Fragmento de lectura:
La clave de este efecto iceberg, como bien apunta Hemingway, es conocer profundamente lo que se omite. Si se trabaja con honestidad hacia la idea primigenia, lo que es velado sostiene con solidez lo que se observa, lo mantiene a flote.

Veamos otro ejemplo. Hubo una obra de Robert Wilson que impactó especialmente. Era una instalación artística titulada “Memory/Loss” [Pérdida de memoria][3]. En ella se podía ver un cuerpo enterrado al nivel de los hombros en una planicie agrietada. La cabeza estaba cubierta hasta los ojos por lo que parecía una tela bien ceñida gracias a una especie de cuerda anudada en la frente. Al verla, las impresiones sobrevenían con facilidad: soledad, tortura, incomunicación, abandono, aislamiento, insensibilidad, muerte... La plasticidad de la composición era de un gran poder sugestivo. Pero, ¿Qué era lo que la sostenía? ¿Cuál era la parte sumergida?

Sólo tiempo después hallé la respuesta. La obra estaba inspirada en una carta que Heiner Müller había escrito al propio Wilson. En ella el dramaturgo alemán describía una tortura ideada por los mongoles con la que sometían a sus prisioneros para dejarlos sin memoria. A los rehenes, que iban a ser destinados para uso doméstico de los conquistadores, se les rapaba el pelo y se les ponía un casco hecho con piel fresca del cuello de un camello. Después se les enterraba hasta los hombros y los dejaban expuestos al sol. El calor contraía la piel del camello estrujando la cabeza del prisionero y, como consecuencia, el pelo comenzaba a crecer en dirección contraria, hacia el cráneo. El torturado, si sobrevivía, perdía la memoria y sería un servidor fiel que no causaría problemas. “No hay revolución sin memoria”, acababa diciendo Müller en la carta.

Enunciado del ejercicio: Transcribe completo el fragmento sobre el efecto iceberg y la obra de Robert Wilson, sin cambiar ni una palabra ni un signo.

Extractos de datos:
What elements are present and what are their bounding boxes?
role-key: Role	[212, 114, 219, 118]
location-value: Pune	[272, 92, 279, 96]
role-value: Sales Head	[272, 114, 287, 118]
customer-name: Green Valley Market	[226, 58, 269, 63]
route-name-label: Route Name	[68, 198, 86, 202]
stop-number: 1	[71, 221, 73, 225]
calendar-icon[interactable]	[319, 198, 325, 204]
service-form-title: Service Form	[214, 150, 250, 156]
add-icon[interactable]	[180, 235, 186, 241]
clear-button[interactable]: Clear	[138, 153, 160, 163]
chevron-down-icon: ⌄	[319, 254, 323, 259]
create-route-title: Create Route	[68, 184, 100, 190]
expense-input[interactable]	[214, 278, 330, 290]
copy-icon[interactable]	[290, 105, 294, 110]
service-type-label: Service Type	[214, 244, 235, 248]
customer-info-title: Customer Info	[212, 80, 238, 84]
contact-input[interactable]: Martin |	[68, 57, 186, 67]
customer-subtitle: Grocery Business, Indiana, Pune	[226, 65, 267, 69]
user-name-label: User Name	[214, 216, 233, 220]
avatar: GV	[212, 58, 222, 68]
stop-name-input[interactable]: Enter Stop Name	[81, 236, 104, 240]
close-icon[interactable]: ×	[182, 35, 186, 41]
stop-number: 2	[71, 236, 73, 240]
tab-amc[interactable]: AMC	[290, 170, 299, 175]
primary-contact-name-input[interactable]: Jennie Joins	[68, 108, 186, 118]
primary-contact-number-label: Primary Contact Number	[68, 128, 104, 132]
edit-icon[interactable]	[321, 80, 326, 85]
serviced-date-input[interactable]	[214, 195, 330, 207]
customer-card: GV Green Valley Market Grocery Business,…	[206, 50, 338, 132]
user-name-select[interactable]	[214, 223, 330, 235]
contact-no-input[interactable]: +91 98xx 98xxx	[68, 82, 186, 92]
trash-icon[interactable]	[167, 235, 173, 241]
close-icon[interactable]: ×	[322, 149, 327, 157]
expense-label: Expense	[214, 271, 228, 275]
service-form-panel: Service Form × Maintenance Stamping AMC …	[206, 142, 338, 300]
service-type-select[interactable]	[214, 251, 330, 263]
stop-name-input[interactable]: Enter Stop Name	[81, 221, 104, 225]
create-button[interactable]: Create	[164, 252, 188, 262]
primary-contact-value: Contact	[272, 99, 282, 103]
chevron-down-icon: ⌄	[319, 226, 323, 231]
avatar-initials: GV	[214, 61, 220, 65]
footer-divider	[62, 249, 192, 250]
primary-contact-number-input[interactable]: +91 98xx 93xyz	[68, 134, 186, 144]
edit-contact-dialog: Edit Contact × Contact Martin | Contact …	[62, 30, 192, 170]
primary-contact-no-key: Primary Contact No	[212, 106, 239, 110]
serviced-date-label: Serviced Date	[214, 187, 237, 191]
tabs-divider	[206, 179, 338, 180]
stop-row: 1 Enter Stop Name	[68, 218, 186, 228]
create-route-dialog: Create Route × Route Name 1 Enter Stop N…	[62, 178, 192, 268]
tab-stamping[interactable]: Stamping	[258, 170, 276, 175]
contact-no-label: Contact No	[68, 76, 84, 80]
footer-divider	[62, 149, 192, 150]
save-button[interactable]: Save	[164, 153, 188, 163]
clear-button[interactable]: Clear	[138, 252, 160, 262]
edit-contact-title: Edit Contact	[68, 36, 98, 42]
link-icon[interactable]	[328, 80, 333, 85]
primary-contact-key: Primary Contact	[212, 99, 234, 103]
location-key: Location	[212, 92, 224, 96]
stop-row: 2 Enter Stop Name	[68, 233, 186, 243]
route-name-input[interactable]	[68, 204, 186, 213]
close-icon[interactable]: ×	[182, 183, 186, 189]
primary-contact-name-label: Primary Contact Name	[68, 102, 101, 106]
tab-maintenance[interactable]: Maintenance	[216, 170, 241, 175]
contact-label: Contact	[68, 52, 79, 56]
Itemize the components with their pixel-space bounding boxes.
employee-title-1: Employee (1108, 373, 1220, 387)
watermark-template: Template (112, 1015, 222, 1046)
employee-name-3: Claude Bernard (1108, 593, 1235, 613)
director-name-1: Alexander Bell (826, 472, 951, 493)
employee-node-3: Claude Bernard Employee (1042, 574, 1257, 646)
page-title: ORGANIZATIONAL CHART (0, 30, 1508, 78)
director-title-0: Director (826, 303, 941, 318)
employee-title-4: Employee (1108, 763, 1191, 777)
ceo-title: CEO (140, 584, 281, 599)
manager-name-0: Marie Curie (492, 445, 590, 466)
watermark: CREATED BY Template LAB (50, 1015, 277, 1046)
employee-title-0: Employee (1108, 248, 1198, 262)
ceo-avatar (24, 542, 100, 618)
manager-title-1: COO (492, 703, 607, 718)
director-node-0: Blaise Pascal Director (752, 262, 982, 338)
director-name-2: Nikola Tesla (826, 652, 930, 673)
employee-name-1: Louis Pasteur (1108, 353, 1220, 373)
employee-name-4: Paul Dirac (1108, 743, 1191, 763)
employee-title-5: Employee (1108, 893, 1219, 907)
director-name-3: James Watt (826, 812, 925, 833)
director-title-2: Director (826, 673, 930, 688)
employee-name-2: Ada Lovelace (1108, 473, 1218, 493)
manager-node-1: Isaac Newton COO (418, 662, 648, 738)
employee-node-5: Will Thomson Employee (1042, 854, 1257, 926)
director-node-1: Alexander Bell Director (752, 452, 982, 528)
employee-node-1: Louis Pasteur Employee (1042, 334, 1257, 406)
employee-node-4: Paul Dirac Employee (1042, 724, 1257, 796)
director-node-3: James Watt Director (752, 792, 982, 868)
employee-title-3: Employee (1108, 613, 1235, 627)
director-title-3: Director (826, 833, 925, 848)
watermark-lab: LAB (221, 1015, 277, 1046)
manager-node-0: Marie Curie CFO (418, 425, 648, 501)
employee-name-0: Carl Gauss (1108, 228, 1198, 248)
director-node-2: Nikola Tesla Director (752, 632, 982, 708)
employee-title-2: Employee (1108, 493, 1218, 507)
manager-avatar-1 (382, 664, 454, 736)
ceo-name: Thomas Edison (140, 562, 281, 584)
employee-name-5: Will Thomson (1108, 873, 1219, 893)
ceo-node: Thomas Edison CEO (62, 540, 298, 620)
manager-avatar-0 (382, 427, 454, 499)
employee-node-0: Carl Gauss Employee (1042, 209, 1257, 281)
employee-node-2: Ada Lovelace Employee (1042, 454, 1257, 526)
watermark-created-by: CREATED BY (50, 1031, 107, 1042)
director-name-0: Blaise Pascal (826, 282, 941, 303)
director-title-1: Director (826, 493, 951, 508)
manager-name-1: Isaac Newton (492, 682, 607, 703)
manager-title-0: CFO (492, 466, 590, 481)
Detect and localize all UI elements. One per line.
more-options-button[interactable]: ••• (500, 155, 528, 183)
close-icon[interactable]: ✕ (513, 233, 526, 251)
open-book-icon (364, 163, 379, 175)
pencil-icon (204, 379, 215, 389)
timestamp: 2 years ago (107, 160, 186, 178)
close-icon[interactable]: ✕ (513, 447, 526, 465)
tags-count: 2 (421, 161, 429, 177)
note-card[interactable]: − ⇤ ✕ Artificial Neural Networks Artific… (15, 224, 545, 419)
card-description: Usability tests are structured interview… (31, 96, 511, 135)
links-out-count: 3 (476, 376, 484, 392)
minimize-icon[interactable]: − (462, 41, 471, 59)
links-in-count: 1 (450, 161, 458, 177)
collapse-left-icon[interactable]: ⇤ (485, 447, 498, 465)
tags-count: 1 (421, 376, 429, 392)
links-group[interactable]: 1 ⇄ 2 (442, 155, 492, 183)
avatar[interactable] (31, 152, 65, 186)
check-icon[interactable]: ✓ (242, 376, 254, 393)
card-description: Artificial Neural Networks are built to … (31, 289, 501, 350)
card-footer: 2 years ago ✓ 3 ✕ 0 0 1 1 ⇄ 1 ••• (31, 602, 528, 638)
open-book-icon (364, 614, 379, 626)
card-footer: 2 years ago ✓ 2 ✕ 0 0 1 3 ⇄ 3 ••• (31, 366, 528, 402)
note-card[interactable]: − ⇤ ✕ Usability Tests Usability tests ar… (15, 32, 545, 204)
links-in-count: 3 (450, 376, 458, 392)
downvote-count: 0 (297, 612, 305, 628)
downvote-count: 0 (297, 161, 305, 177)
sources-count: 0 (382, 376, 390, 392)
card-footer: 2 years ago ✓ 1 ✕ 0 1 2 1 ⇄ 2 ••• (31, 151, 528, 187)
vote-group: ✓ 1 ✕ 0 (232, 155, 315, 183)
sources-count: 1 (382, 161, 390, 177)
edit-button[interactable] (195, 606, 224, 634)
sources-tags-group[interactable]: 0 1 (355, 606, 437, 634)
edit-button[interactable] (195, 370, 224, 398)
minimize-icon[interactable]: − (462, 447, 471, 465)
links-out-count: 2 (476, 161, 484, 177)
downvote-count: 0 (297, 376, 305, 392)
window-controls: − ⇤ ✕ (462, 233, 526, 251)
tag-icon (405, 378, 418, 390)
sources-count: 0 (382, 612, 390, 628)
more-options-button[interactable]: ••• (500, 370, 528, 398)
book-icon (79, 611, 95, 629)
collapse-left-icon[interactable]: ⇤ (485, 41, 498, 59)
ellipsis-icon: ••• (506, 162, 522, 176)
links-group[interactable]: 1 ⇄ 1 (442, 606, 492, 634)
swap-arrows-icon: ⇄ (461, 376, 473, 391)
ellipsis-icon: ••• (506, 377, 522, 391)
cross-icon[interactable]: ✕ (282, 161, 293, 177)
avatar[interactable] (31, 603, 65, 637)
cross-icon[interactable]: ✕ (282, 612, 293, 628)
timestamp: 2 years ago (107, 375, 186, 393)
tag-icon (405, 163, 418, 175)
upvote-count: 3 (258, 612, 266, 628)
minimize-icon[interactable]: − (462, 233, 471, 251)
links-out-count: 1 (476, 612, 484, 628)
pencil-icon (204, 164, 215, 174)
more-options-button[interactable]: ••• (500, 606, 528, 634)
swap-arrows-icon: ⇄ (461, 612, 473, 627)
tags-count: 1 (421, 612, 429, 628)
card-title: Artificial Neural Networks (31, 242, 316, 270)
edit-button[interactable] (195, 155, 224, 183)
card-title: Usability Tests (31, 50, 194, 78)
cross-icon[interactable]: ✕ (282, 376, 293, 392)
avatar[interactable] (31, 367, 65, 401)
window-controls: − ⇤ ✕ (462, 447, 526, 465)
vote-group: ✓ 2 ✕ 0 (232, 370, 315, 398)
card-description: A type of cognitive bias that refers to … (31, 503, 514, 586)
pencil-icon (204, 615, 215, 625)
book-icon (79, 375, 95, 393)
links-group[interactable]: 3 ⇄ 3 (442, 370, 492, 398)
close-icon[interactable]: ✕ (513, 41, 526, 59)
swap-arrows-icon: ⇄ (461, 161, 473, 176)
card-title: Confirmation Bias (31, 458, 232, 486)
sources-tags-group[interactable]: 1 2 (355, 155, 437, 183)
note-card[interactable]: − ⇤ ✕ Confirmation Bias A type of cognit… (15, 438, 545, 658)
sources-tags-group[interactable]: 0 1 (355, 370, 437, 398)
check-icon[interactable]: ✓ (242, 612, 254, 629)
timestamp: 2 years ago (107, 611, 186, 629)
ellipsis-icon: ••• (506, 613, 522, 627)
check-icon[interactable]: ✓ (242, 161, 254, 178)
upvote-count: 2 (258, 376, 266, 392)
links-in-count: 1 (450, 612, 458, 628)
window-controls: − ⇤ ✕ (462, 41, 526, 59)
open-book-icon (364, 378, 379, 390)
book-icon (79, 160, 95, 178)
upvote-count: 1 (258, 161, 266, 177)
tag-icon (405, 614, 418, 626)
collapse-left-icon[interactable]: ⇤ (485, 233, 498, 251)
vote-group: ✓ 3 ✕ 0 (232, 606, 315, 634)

Respuesta:
La clave de este efecto iceberg, como bien apunta Hemingway, es conocer profundamente lo que se omite. Si se trabaja con honestidad hacia la idea primigenia, lo que es velado sostiene con solidez lo que se observa, lo mantiene a flote.

Veamos otro ejemplo. Hubo una obra de Robert Wilson que impactó especialmente. Era una instalación artística titulada “Memory/Loss” [Pérdida de memoria][3]. En ella se podía ver un cuerpo enterrado al nivel de los hombros en una planicie agrietada. La cabeza estaba cubierta hasta los ojos por lo que parecía una tela bien ceñida gracias a una especie de cuerda anudada en la frente. Al verla, las impresiones sobrevenían con facilidad: soledad, tortura, incomunicación, abandono, aislamiento, insensibilidad, muerte... La plasticidad de la composición era de un gran poder sugestivo. Pero, ¿Qué era lo que la sostenía? ¿Cuál era la parte sumergida?

Sólo tiempo después hallé la respuesta. La obra estaba inspirada en una carta que Heiner Müller había escrito al propio Wilson. En ella el dramaturgo alemán describía una tortura ideada por los mongoles con la que sometían a sus prisioneros para dejarlos sin memoria. A los rehenes, que iban a ser destinados para uso doméstico de los conquistadores, se les rapaba el pelo y se les ponía un casco hecho con piel fresca del cuello de un camello. Después se les enterraba hasta los hombros y los dejaban expuestos al sol. El calor contraía la piel del camello estrujando la cabeza del prisionero y, como consecuencia, el pelo comenzaba a crecer en dirección contraria, hacia el cráneo. El torturado, si sobrevivía, perdía la memoria y sería un servidor fiel que no causaría problemas. “No hay revolución sin memoria”, acababa diciendo Müller en la carta.